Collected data
## Start

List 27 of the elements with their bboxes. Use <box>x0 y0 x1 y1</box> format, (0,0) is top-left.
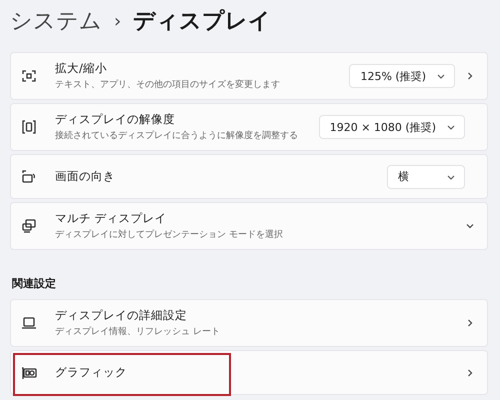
settings-card[interactable]: 拡大/縮小 テキスト、アプリ、その他の項目のサイズを変更します 125% (推奨) <box>10 52 488 100</box>
dropdown[interactable]: 125% (推奨) <box>349 64 455 88</box>
dropdown[interactable]: 1920 × 1080 (推奨) <box>318 115 465 139</box>
breadcrumb-separator: › <box>114 10 122 32</box>
setting-description: 接続されているディスプレイに合うように解像度を調整する <box>55 129 299 142</box>
graphics-card-icon <box>21 364 37 380</box>
laptop-icon <box>21 315 37 331</box>
settings-card[interactable]: グラフィック <box>10 350 488 395</box>
dropdown[interactable]: 横 <box>387 164 465 188</box>
setting-title: ディスプレイの詳細設定 <box>55 308 188 323</box>
breadcrumb-link[interactable]: システム <box>10 6 102 36</box>
setting-description: ディスプレイ情報、リフレッシュ レート <box>55 325 221 338</box>
settings-card[interactable]: ディスプレイの詳細設定 ディスプレイ情報、リフレッシュ レート <box>10 299 488 347</box>
display-rotate-icon <box>21 168 37 184</box>
resolution-icon <box>21 119 37 135</box>
page-title: ディスプレイ <box>133 8 272 36</box>
setting-description: テキスト、アプリ、その他の項目のサイズを変更します <box>55 78 281 91</box>
zoom-frame-icon <box>21 68 37 84</box>
setting-title: グラフィック <box>55 365 128 380</box>
setting-title: 画面の向き <box>55 169 116 184</box>
setting-title: マルチ ディスプレイ <box>55 211 168 226</box>
setting-title: ディスプレイの解像度 <box>55 112 176 127</box>
settings-card[interactable]: マルチ ディスプレイ ディスプレイに対してプレゼンテーション モードを選択 <box>10 202 488 250</box>
setting-description: ディスプレイに対してプレゼンテーション モードを選択 <box>55 228 284 241</box>
section-heading: 関連設定 <box>12 276 57 291</box>
setting-title: 拡大/縮小 <box>55 61 108 76</box>
multiple-displays-icon <box>21 218 37 234</box>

## End

Directive: Return every line of the material above, character for character, leaving out the pictures.

Correct result:
List 27 of the elements with their bboxes. Use <box>x0 y0 x1 y1</box> format, (0,0) is top-left.
settings-card[interactable]: 拡大/縮小 テキスト、アプリ、その他の項目のサイズを変更します 125% (推奨) <box>10 52 488 100</box>
dropdown[interactable]: 125% (推奨) <box>349 64 455 88</box>
dropdown[interactable]: 1920 × 1080 (推奨) <box>318 115 465 139</box>
breadcrumb-separator: › <box>114 10 122 32</box>
setting-description: 接続されているディスプレイに合うように解像度を調整する <box>55 129 299 142</box>
graphics-card-icon <box>21 364 37 380</box>
laptop-icon <box>21 315 37 331</box>
settings-card[interactable]: グラフィック <box>10 350 488 395</box>
dropdown[interactable]: 横 <box>387 164 465 188</box>
setting-title: ディスプレイの詳細設定 <box>55 308 188 323</box>
breadcrumb-link[interactable]: システム <box>10 6 102 36</box>
setting-description: ディスプレイ情報、リフレッシュ レート <box>55 325 221 338</box>
settings-card[interactable]: ディスプレイの詳細設定 ディスプレイ情報、リフレッシュ レート <box>10 299 488 347</box>
display-rotate-icon <box>21 168 37 184</box>
resolution-icon <box>21 119 37 135</box>
page-title: ディスプレイ <box>133 8 272 36</box>
setting-description: テキスト、アプリ、その他の項目のサイズを変更します <box>55 78 281 91</box>
zoom-frame-icon <box>21 68 37 84</box>
setting-title: グラフィック <box>55 365 128 380</box>
setting-title: 画面の向き <box>55 169 116 184</box>
setting-title: マルチ ディスプレイ <box>55 211 168 226</box>
setting-title: ディスプレイの解像度 <box>55 112 176 127</box>
settings-card[interactable]: マルチ ディスプレイ ディスプレイに対してプレゼンテーション モードを選択 <box>10 202 488 250</box>
setting-description: ディスプレイに対してプレゼンテーション モードを選択 <box>55 228 284 241</box>
section-heading: 関連設定 <box>12 276 57 291</box>
setting-title: 拡大/縮小 <box>55 61 108 76</box>
multiple-displays-icon <box>21 218 37 234</box>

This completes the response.